Exercise directions |
Restate the material word for word and leave out anything that is a picture.

The data |
····················

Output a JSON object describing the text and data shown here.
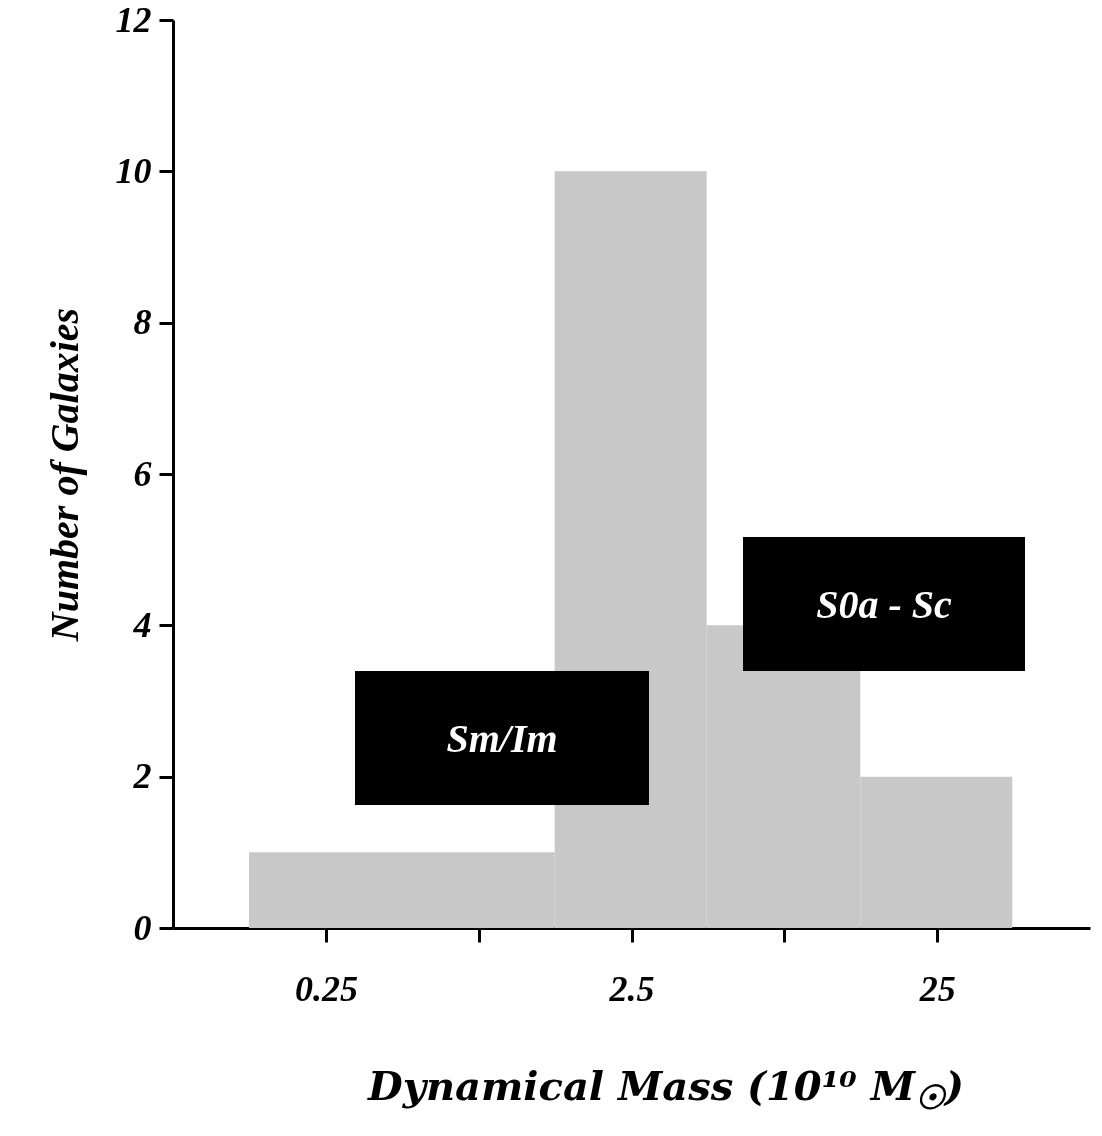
{
  "chart_data": {
    "type": "histogram",
    "xlabel": "Dynamical Mass (10¹⁰ M$_{☉}$)",
    "ylabel": "Number of Galaxies",
    "bins": [
      0.14,
      1.4,
      4.4,
      14,
      44
    ],
    "values": [
      1,
      10,
      4,
      2
    ],
    "color": "#c8c8c8",
    "log": "x",
    "xlim": [
      0.079,
      79
    ],
    "xticks": [
      0.25,
      {
        "value": 0.79,
        "label": null
      },
      2.5,
      {
        "value": 7.9,
        "label": null
      },
      25
    ],
    "ylim": [
      0,
      12
    ],
    "yticks": [
      0,
      2,
      4,
      6,
      8,
      10,
      12
    ],
    "grid": false,
    "annotations": [
      "Sm/Im",
      "S0a - Sc"
    ]
  }
}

····················

The completed task |
Output a JSON object describing the text and data shown here.
{
  "chart_data": {
    "type": "histogram",
    "xlabel": "Dynamical Mass (10¹⁰ M$_{☉}$)",
    "ylabel": "Number of Galaxies",
    "bins": [
      0.14,
      1.4,
      4.4,
      14,
      44
    ],
    "values": [
      1,
      10,
      4,
      2
    ],
    "color": "#c8c8c8",
    "log": "x",
    "xlim": [
      0.079,
      79
    ],
    "xticks": [
      0.25,
      {
        "value": 0.79,
        "label": null
      },
      2.5,
      {
        "value": 7.9,
        "label": null
      },
      25
    ],
    "ylim": [
      0,
      12
    ],
    "yticks": [
      0,
      2,
      4,
      6,
      8,
      10,
      12
    ],
    "grid": false,
    "annotations": [
      "Sm/Im",
      "S0a - Sc"
    ]
  }
}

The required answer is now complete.